(Data records)
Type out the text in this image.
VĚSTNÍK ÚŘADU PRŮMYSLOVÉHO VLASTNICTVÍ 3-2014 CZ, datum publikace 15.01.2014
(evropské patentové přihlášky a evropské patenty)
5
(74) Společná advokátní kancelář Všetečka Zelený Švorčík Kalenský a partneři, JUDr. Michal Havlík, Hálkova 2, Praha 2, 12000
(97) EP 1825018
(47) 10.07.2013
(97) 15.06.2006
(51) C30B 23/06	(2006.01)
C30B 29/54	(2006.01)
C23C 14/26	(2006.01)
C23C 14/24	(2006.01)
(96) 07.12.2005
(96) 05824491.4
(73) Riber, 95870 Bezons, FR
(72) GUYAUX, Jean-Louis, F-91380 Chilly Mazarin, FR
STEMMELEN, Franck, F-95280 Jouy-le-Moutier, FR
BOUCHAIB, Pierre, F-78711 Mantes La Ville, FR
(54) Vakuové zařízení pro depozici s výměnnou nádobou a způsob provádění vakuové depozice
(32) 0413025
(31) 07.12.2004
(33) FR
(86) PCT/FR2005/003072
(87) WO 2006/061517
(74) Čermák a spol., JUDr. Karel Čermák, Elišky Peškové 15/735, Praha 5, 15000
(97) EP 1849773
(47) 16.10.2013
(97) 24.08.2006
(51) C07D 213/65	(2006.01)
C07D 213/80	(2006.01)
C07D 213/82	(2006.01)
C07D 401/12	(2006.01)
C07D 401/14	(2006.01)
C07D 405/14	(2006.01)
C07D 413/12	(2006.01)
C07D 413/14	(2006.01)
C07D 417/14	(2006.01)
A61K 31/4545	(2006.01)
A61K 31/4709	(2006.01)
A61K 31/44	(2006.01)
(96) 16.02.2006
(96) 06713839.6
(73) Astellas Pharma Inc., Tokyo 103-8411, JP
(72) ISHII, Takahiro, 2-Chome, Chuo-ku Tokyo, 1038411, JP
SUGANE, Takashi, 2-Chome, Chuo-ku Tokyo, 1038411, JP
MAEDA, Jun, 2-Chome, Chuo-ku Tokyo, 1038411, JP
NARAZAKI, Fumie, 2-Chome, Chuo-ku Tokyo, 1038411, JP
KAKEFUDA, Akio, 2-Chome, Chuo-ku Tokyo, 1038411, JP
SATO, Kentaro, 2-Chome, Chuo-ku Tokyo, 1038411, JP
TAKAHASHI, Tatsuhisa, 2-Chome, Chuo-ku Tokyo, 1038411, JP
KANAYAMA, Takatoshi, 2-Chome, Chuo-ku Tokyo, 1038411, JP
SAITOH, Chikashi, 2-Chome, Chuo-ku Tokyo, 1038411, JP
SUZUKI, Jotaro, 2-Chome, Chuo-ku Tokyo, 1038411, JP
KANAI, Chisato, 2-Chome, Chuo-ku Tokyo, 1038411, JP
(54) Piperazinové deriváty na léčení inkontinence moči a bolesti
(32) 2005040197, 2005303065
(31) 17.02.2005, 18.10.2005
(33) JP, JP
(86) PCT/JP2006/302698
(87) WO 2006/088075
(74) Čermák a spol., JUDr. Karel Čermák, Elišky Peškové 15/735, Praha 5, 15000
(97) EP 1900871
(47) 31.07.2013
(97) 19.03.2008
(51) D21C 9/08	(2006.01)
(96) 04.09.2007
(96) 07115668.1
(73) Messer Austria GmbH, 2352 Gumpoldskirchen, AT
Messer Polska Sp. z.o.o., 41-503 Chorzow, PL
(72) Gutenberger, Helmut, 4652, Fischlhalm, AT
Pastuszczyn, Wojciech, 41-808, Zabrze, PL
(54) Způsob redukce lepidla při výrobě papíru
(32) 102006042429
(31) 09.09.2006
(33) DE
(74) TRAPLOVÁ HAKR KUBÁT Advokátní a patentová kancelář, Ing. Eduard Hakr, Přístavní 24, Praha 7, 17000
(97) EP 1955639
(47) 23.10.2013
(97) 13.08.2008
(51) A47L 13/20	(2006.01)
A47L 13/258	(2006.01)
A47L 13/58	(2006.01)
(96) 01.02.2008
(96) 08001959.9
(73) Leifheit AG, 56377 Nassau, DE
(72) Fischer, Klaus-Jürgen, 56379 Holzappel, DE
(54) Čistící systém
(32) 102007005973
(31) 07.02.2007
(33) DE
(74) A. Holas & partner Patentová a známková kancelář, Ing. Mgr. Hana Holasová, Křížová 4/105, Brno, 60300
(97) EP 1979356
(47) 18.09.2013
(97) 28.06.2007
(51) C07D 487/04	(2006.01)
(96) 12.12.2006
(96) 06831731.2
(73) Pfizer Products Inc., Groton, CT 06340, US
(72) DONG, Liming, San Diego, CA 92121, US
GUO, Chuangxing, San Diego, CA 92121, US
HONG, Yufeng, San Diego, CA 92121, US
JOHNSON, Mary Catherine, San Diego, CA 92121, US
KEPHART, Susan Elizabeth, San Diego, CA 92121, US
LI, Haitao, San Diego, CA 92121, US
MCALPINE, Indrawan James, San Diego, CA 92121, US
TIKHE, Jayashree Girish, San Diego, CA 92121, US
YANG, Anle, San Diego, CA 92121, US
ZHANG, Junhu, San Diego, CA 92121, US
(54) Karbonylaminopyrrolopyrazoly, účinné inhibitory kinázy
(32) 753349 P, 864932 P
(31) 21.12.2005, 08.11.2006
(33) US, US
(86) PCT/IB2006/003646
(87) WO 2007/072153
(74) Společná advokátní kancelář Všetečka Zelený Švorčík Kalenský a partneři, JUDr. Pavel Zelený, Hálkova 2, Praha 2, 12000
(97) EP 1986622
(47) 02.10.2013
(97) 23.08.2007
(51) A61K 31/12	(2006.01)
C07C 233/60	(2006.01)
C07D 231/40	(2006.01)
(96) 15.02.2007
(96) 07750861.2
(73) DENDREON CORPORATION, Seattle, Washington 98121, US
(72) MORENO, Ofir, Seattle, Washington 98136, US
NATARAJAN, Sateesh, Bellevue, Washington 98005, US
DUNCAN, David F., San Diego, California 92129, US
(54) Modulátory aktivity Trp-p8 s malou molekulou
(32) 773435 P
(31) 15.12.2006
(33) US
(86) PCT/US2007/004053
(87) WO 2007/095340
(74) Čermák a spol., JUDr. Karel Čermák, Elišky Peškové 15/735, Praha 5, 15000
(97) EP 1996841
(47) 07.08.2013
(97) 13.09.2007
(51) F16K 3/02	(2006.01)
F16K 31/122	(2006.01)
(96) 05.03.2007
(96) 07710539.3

→ What is being asked
Examine the listing and say how many of its lines contain the string "Hálkova". Give the number alone.

→ Written reply
2